▶ **Compiti ed esercizi**:
#1 Secondo il brano, quali due aspetti dell'ultima domenica di campionato sono stati oscurati dal racconto dell'addio al calcio giocato di Francesco Totti?
#2 Trascrivi fedelmente il passo del brano che inizia con le parole "Il racconto dell’addio" e fermati dopo le parole "vesuviani in particolare.".

▶ **Brano del documento**:
========================================
Il racconto dell’addio al calcio giocato di Francesco Totti ha finito con l’oscurare almeno due aspetti importanti dell’ultima domenica di campionato: l’ennesimo errore arbitrale a favore della Roma e l’ennesima caterva di insulti contro il Napoli, i napoletani e – non smetteremo mai di ricordarlo – i vesuviani in particolare.

Giornali, televisioni e siti internet hanno voluto (e probabilmente dovuto) costruire la narrazione dell’ultimo dei capitani, la bandiera, il simbolo di un calcio che non c’è più e mai più tornerà. E così è passato sotto silenzio che il secondo posto se l’è aggiudicato una squadra che ha avuto una caterva di rigori e che ieri ha rimesso in sesto una partita difficile beneficiando di una svista su un fallo di mano abbastanza evidente.

Le solite scuse dei napoletani? Può essere che certi argomenti servano a mitigare la delusione, ma si tratta comunque di dati di fatto. Così come è un dato di fatto che la questione del razzismo ormai è accantonata: tutti – e in tutti gli stadi d’Italia – possono augurarsi enormi falò di napoletani e vesuviani senza che ci siano conseguenze particolari.
========================================
▶ **Estratti di dati**:
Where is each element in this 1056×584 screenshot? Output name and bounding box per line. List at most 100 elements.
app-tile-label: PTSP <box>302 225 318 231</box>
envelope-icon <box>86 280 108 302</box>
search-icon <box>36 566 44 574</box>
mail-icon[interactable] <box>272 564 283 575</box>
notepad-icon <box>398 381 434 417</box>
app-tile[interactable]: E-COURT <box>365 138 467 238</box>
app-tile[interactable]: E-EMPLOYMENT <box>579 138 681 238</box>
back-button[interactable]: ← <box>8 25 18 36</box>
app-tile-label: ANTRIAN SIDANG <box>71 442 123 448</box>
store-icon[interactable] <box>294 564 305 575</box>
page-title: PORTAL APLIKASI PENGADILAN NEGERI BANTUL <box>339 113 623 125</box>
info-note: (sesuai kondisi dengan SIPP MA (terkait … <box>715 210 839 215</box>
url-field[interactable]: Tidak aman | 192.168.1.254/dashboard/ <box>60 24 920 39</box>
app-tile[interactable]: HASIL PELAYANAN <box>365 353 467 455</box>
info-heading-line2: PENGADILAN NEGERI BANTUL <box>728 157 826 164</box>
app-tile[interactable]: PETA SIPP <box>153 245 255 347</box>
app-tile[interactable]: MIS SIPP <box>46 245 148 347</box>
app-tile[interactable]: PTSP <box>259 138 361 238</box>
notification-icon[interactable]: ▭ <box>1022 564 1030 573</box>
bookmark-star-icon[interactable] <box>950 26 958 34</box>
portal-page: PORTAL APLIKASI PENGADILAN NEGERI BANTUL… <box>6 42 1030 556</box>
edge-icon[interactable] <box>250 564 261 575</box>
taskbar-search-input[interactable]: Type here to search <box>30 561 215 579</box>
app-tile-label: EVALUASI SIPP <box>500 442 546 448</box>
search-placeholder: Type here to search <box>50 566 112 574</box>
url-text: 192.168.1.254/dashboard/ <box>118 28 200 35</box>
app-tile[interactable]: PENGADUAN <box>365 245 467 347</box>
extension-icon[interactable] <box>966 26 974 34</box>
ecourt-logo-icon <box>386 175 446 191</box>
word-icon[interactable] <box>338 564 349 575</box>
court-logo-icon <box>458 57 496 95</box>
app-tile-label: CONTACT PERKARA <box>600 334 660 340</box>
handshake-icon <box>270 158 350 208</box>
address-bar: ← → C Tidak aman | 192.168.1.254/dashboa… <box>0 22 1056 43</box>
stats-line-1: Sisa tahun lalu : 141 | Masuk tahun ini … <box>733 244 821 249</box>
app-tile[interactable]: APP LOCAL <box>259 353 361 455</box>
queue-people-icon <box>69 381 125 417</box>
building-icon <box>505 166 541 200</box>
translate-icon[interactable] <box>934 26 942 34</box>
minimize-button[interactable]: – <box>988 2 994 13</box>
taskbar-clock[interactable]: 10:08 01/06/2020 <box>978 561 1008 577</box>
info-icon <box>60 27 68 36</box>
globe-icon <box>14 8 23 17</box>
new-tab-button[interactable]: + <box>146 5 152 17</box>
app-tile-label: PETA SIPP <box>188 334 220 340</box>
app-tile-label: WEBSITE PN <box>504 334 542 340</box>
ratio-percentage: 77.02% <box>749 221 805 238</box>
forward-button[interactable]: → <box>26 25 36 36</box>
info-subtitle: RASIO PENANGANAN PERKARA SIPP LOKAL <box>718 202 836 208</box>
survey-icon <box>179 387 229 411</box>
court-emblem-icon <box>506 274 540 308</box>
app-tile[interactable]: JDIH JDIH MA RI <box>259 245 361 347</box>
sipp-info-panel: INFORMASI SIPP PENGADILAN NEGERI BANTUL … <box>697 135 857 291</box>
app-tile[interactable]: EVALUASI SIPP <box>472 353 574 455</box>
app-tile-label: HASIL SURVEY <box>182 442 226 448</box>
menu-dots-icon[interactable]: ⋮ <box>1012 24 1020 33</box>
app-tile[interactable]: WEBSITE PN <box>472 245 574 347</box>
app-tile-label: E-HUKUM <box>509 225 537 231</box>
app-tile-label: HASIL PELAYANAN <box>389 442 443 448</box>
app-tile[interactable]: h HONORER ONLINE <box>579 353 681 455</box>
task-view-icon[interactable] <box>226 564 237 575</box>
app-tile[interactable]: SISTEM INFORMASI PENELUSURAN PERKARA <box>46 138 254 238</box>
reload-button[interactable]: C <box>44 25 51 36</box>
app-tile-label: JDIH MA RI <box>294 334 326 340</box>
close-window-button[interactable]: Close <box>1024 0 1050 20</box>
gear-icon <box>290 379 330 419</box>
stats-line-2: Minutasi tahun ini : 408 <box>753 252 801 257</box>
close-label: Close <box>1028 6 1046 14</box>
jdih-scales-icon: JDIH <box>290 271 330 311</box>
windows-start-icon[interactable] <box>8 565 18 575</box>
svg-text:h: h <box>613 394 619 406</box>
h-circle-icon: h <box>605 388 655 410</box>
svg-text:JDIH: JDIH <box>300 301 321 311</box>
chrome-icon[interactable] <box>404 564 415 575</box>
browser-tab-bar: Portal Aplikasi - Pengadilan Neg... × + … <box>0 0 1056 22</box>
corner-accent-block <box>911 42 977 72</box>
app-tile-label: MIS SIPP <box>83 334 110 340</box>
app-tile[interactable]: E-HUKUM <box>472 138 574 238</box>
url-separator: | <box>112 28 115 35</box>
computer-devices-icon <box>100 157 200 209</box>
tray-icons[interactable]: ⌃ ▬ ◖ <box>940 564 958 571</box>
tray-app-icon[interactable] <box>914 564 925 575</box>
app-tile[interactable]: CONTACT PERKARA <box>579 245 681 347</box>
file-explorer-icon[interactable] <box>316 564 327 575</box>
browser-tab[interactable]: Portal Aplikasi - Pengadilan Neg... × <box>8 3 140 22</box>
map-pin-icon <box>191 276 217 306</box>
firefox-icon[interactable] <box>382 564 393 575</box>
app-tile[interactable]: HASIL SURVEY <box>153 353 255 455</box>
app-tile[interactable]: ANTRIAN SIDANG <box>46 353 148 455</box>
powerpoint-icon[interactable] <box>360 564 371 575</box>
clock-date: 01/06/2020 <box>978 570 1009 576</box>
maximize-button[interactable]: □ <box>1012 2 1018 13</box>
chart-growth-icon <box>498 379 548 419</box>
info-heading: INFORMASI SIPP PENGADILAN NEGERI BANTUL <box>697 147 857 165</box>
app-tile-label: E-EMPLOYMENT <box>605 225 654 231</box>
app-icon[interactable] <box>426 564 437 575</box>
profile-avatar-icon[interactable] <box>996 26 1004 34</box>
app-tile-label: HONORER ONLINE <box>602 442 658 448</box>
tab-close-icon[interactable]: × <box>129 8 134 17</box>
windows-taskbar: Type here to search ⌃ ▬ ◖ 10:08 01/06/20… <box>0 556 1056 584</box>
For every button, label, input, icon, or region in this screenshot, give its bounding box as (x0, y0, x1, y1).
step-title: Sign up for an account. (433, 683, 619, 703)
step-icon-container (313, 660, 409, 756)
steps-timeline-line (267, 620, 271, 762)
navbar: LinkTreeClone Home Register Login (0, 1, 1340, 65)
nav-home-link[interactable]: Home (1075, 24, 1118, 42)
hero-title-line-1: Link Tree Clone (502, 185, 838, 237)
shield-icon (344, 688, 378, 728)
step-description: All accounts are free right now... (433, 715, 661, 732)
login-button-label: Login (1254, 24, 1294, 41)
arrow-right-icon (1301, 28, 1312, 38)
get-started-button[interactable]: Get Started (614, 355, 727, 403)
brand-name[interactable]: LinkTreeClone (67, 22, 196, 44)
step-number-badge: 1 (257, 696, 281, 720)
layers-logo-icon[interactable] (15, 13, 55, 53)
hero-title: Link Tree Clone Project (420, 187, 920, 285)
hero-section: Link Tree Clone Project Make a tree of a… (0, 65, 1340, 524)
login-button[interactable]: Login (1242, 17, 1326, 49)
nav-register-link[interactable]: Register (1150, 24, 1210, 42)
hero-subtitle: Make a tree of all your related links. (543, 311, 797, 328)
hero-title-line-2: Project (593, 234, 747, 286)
========================================
▶ **Soluzioni dei compiti**:
#1 L'ennesimo errore arbitrale a favore della Roma e l'ennesima caterva di insulti contro il Napoli, i napoletani e in particolare i vesuviani.

#2
Il racconto dell’addio al calcio giocato di Francesco Totti ha finito con l’oscurare almeno due aspetti importanti dell’ultima domenica di campionato: l’ennesimo errore arbitrale a favore della Roma e l’ennesima caterva di insulti contro il Napoli, i napoletani e – non smetteremo mai di ricordarlo – i vesuviani in particolare.